*Stated exercise*.
Could you put the lines of the listing below into one numbered list, skipping blank lines and leaving the pictures out of your answer?

○ ○ ○ ○ ○

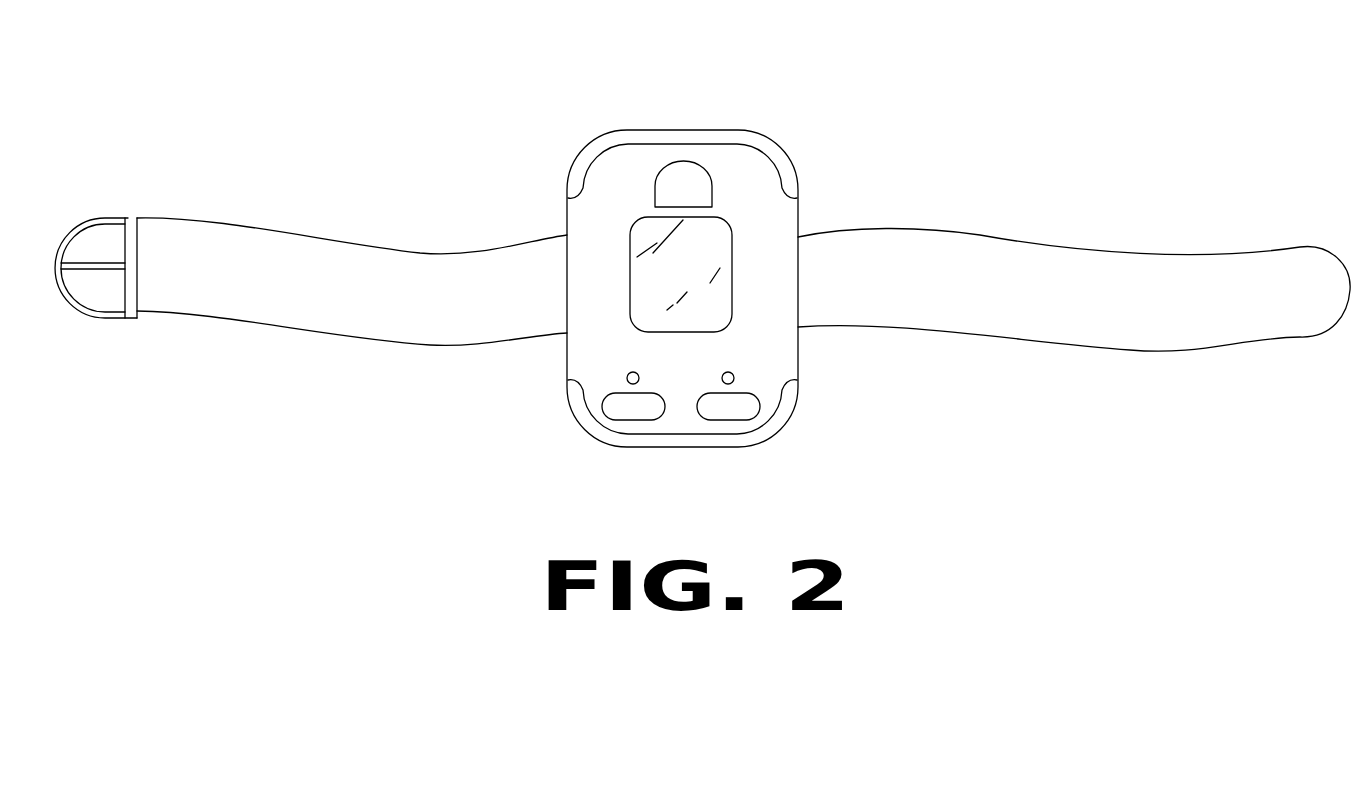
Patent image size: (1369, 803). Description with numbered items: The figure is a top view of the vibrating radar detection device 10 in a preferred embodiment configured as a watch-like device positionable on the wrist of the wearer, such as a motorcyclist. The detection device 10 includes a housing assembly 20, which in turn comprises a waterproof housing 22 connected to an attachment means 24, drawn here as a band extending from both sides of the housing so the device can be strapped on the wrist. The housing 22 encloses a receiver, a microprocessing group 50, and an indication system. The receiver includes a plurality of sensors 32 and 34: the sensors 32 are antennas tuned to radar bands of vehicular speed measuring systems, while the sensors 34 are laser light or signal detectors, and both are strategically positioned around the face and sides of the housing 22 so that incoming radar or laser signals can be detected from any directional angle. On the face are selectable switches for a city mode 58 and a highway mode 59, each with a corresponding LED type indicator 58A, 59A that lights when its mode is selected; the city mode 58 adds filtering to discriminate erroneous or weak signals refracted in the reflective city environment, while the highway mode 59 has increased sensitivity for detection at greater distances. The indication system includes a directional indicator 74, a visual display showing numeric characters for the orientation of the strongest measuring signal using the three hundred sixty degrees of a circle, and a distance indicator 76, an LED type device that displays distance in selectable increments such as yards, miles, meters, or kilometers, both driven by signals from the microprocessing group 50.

The detection device 10 is at (1050, 167).
The housing assembly 20 is at (538, 215).
The housing 22 is at (798, 228).
The attachment means 24 is at (1087, 265).
The sensors 32 is at (625, 137).
The sensors 34 is at (645, 140).
The microprocessing group 50 is at (583, 135).
The city mode switch 58 is at (603, 408).
The LED type indicator 58A is at (628, 374).
The highway mode switch 59 is at (757, 415).
The LED type indicator 59A is at (734, 374).
The directional indicator 74 is at (712, 188).
The distance indicator 76 is at (736, 283).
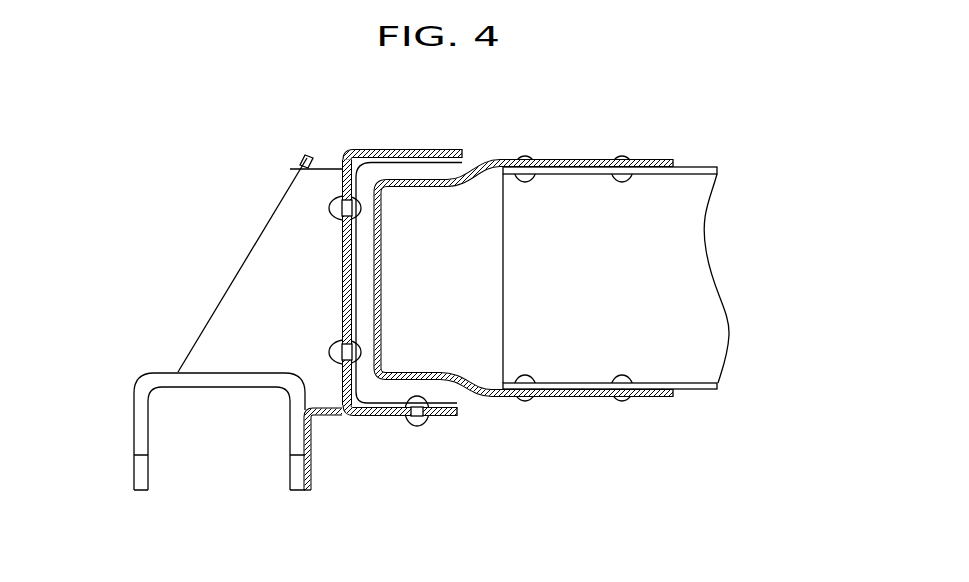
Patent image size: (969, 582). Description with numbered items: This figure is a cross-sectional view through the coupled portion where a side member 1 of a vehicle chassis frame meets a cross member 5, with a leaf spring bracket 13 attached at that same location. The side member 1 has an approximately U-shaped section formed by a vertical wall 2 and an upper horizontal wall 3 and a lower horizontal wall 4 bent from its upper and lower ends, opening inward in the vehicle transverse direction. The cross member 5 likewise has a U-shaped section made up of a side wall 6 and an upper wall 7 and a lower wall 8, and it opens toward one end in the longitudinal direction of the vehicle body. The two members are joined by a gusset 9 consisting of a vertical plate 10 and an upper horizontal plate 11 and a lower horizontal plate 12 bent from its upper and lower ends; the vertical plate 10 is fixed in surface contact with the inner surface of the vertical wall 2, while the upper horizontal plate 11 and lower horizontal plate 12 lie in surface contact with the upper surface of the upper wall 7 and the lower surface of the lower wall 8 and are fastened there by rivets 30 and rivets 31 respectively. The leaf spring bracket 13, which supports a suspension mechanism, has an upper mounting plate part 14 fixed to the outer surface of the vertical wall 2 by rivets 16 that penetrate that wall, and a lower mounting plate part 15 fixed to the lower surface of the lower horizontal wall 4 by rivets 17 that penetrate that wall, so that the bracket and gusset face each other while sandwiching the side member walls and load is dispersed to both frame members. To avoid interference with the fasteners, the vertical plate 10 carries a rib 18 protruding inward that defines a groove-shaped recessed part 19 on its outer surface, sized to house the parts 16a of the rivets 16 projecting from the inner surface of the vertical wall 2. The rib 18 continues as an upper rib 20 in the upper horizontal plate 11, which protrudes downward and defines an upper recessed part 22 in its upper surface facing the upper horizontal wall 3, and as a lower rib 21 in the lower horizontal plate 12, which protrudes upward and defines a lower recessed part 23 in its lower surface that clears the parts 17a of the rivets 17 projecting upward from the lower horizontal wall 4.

The side member 1 is at (333, 292).
The vertical wall 2 is at (342, 262).
The upper horizontal wall 3 is at (398, 150).
The lower horizontal wall 4 is at (531, 399).
The cross member 5 is at (645, 280).
The side wall 6 is at (697, 217).
The upper wall 7 is at (695, 166).
The lower wall 8 is at (712, 391).
The gusset 9 is at (553, 146).
The vertical plate 10 is at (342, 292).
The upper horizontal plate 11 is at (660, 160).
The lower horizontal plate 12 is at (665, 398).
The leaf spring bracket 13 is at (238, 315).
The upper mounting plate part 14 is at (338, 150).
The lower mounting plate part 15 is at (322, 418).
The rivets 16 is at (333, 206).
The parts of the rivets 16a is at (360, 150).
The rivets 17 is at (420, 425).
The parts of the rivets 17a is at (412, 398).
The rib 18 is at (384, 236).
The recessed part 19 is at (342, 232).
The upper rib 20 is at (425, 185).
The lower rib 21 is at (428, 385).
The upper recessed part 22 is at (425, 150).
The lower recessed part 23 is at (436, 420).
The rivets 30 is at (622, 157).
The rivets 31 is at (620, 402).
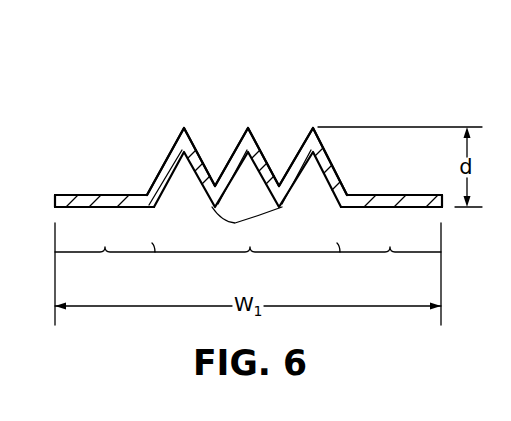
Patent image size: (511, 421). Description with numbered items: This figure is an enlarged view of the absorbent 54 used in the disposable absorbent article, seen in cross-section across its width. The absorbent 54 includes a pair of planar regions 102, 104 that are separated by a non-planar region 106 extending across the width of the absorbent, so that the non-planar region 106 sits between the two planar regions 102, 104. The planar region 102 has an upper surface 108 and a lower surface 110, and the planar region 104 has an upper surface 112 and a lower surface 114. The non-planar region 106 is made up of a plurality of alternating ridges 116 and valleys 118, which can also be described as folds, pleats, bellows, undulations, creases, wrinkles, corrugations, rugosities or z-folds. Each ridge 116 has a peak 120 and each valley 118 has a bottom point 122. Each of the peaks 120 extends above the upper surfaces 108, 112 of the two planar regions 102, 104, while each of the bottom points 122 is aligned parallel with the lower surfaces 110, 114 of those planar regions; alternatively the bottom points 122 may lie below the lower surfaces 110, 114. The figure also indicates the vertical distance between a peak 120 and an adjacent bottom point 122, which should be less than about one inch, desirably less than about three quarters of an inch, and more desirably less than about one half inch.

The absorbent 54 is at (437, 92).
The planar region 102 is at (105, 263).
The planar region 104 is at (390, 265).
The non-planar region 106 is at (247, 263).
The upper surface 108 is at (105, 195).
The lower surface 110 is at (100, 208).
The upper surface 112 is at (400, 195).
The lower surface 114 is at (393, 208).
The ridge 116 is at (180, 141).
The valley 118 is at (215, 155).
The peak 120 is at (184, 128).
The bottom point 122 is at (236, 223).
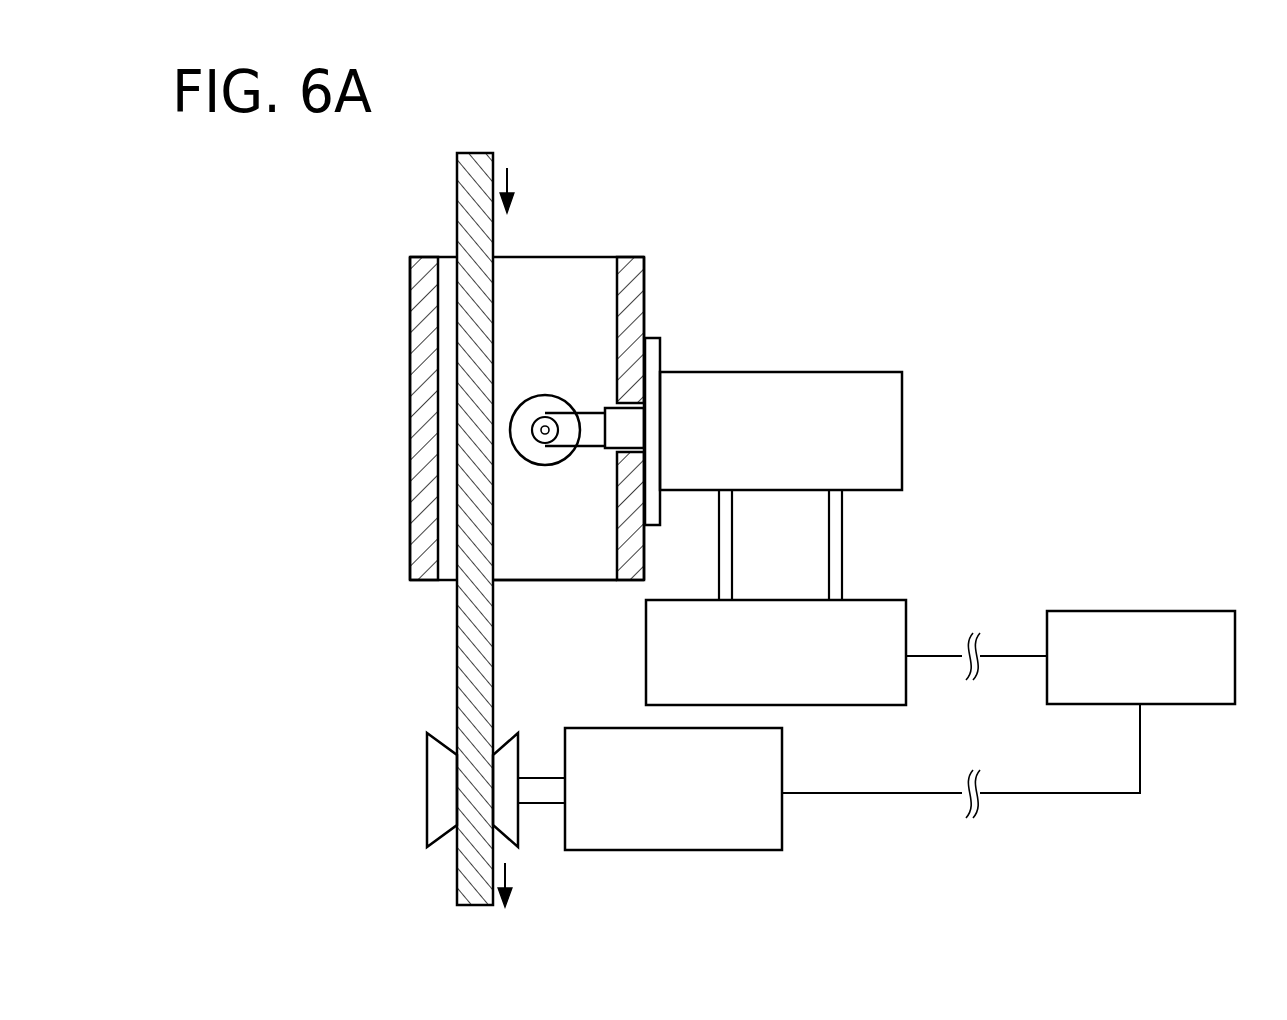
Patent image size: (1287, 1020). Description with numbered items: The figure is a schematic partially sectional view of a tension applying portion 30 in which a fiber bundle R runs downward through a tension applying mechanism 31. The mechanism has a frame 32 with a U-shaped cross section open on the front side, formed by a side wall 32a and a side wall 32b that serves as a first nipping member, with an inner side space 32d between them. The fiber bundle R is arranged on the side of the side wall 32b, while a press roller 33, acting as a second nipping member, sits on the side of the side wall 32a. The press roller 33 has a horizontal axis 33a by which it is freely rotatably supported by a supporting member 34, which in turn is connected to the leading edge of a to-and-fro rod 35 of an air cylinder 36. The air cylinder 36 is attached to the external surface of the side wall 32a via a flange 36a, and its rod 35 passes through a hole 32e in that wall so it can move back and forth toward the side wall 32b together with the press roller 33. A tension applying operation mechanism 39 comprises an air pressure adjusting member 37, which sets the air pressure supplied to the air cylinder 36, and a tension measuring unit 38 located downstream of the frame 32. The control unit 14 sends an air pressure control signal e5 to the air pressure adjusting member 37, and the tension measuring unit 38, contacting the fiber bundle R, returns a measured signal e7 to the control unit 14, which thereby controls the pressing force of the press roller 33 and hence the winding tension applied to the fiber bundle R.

○ ○ ○ ○ ○

*Exercise answer*.
1. Patent image size: (1369, 803). Description with numbered items: The figure is a top view of the vibrating radar detection device 10 in a preferred embodiment configured as a watch-like device positionable on the wrist of the wearer, such as a motorcyclist. The detection device 10 includes a housing assembly 20, which in turn comprises a waterproof housing 22 connected to an attachment means 24, drawn here as a band extending from both sides of the housing so the device can be strapped on the wrist. The housing 22 encloses a receiver, a microprocessing group 50, and an indication system. The receiver includes a plurality of sensors 32 and 34: the sensors 32 are antennas tuned to radar bands of vehicular speed measuring systems, while the sensors 34 are laser light or signal detectors, and both are strategically positioned around the face and sides of the housing 22 so that incoming radar or laser signals can be detected from any directional angle. On the face are selectable switches for a city mode 58 and a highway mode 59, each with a corresponding LED type indicator 58A, 59A that lights when its mode is selected; the city mode 58 adds filtering to discriminate erroneous or weak signals refracted in the reflective city environment, while the highway mode 59 has increased sensitivity for detection at greater distances. The indication system includes a directional indicator 74, a visual display showing numeric characters for the orientation of the strongest measuring signal using the three hundred sixty degrees of a circle, and a distance indicator 76, an LED type device that displays distance in selectable increments such as yards, miles, meters, or kilometers, both driven by signals from the microprocessing group 50.
2. The detection device 10 is at (1050, 167).
3. The housing assembly 20 is at (538, 215).
4. The housing 22 is at (798, 228).
5. The attachment means 24 is at (1087, 265).
6. The sensors 32 is at (625, 137).
7. The sensors 34 is at (645, 140).
8. The microprocessing group 50 is at (583, 135).
9. The city mode switch 58 is at (603, 408).
10. The LED type indicator 58A is at (628, 374).
11. The highway mode switch 59 is at (757, 415).
12. The LED type indicator 59A is at (734, 374).
13. The directional indicator 74 is at (712, 188).
14. The distance indicator 76 is at (736, 283).
15. Patent image size: (969, 582). Description with numbered items: This figure is a cross-sectional view through the coupled portion where a side member 1 of a vehicle chassis frame meets a cross member 5, with a leaf spring bracket 13 attached at that same location. The side member 1 has an approximately U-shaped section formed by a vertical wall 2 and an upper horizontal wall 3 and a lower horizontal wall 4 bent from its upper and lower ends, opening inward in the vehicle transverse direction. The cross member 5 likewise has a U-shaped section made up of a side wall 6 and an upper wall 7 and a lower wall 8, and it opens toward one end in the longitudinal direction of the vehicle body. The two members are joined by a gusset 9 consisting of a vertical plate 10 and an upper horizontal plate 11 and a lower horizontal plate 12 bent from its upper and lower ends; the vertical plate 10 is fixed in surface contact with the inner surface of the vertical wall 2, while the upper horizontal plate 11 and lower horizontal plate 12 lie in surface contact with the upper surface of the upper wall 7 and the lower surface of the lower wall 8 and are fastened there by rivets 30 and rivets 31 respectively. The leaf spring bracket 13, which supports a suspension mechanism, has an upper mounting plate part 14 fixed to the outer surface of the vertical wall 2 by rivets 16 that penetrate that wall, and a lower mounting plate part 15 fixed to the lower surface of the lower horizontal wall 4 by rivets 17 that penetrate that wall, so that the bracket and gusset face each other while sandwiching the side member walls and load is dispersed to both frame members. To avoid interference with the fasteners, the vertical plate 10 carries a rib 18 protruding inward that defines a groove-shaped recessed part 19 on its outer surface, sized to house the parts 16a of the rivets 16 projecting from the inner surface of the vertical wall 2. The rib 18 continues as an upper rib 20 in the upper horizontal plate 11, which protrudes downward and defines an upper recessed part 22 in its upper surface facing the upper horizontal wall 3, and as a lower rib 21 in the lower horizontal plate 12, which protrudes upward and defines a lower recessed part 23 in its lower surface that clears the parts 17a of the rivets 17 projecting upward from the lower horizontal wall 4.
16. The side member 1 is at (333, 292).
17. The vertical wall 2 is at (342, 262).
18. The upper horizontal wall 3 is at (398, 150).
19. The lower horizontal wall 4 is at (531, 399).
20. The cross member 5 is at (645, 280).
21. The side wall 6 is at (697, 217).
22. The upper wall 7 is at (695, 166).
23. The lower wall 8 is at (712, 391).
24. The gusset 9 is at (553, 146).
25. The vertical plate 10 is at (342, 292).
26. The upper horizontal plate 11 is at (660, 160).
27. The lower horizontal plate 12 is at (665, 398).
28. The leaf spring bracket 13 is at (238, 315).
29. The upper mounting plate part 14 is at (338, 150).
30. The lower mounting plate part 15 is at (322, 418).
31. The rivets 16 is at (333, 206).
32. The parts of the rivets 16a is at (360, 150).
33. The rivets 17 is at (420, 425).
34. The parts of the rivets 17a is at (412, 398).
35. The rib 18 is at (384, 236).
36. The recessed part 19 is at (342, 232).
37. The upper rib 20 is at (425, 185).
38. The lower rib 21 is at (428, 385).
39. The upper recessed part 22 is at (425, 150).
40. The lower recessed part 23 is at (436, 420).
41. The rivets 30 is at (622, 157).
42. The rivets 31 is at (620, 402).
43. Patent image size: (511, 421). Description with numbered items: This figure is an enlarged view of the absorbent 54 used in the disposable absorbent article, seen in cross-section across its width. The absorbent 54 includes a pair of planar regions 102, 104 that are separated by a non-planar region 106 extending across the width of the absorbent, so that the non-planar region 106 sits between the two planar regions 102, 104. The planar region 102 has an upper surface 108 and a lower surface 110, and the planar region 104 has an upper surface 112 and a lower surface 114. The non-planar region 106 is made up of a plurality of alternating ridges 116 and valleys 118, which can also be described as folds, pleats, bellows, undulations, creases, wrinkles, corrugations, rugosities or z-folds. Each ridge 116 has a peak 120 and each valley 118 has a bottom point 122. Each of the peaks 120 extends above the upper surfaces 108, 112 of the two planar regions 102, 104, while each of the bottom points 122 is aligned parallel with the lower surfaces 110, 114 of those planar regions; alternatively the bottom points 122 may lie below the lower surfaces 110, 114. The figure also indicates the vertical distance between a peak 120 and an adjacent bottom point 122, which should be less than about one inch, desirably less than about three quarters of an inch, and more desirably less than about one half inch.
44. The absorbent 54 is at (437, 92).
45. The planar region 102 is at (105, 263).
46. The planar region 104 is at (390, 265).
47. The non-planar region 106 is at (247, 263).
48. The upper surface 108 is at (105, 195).
49. The lower surface 110 is at (100, 208).
50. The upper surface 112 is at (400, 195).
51. The lower surface 114 is at (393, 208).
52. The ridge 116 is at (180, 141).
53. The valley 118 is at (215, 155).
54. The peak 120 is at (184, 128).
55. The bottom point 122 is at (236, 223).
56. Patent image size: (1287, 1020). Description with numbered items: The figure is a schematic partially sectional view of a tension applying portion 30 in which a fiber bundle R runs downward through a tension applying mechanism 31. The mechanism has a frame 32 with a U-shaped cross section open on the front side, formed by a side wall 32a and a side wall 32b that serves as a first nipping member, with an inner side space 32d between them. The fiber bundle R is arranged on the side of the side wall 32b, while a press roller 33, acting as a second nipping member, sits on the side of the side wall 32a. The press roller 33 has a horizontal axis 33a by which it is freely rotatably supported by a supporting member 34, which in turn is connected to the leading edge of a to-and-fro rod 35 of an air cylinder 36. The air cylinder 36 is attached to the external surface of the side wall 32a via a flange 36a, and its rod 35 passes through a hole 32e in that wall so it can move back and forth toward the side wall 32b together with the press roller 33. A tension applying operation mechanism 39 comprises an air pressure adjusting member 37, which sets the air pressure supplied to the air cylinder 36, and a tension measuring unit 38 located downstream of the frame 32. The control unit 14 sends an air pressure control signal e5 to the air pressure adjusting member 37, and the tension measuring unit 38, contacting the fiber bundle R, returns a measured signal e7 to the control unit 14, which thereby controls the pressing force of the press roller 33 and hence the winding tension applied to the fiber bundle R.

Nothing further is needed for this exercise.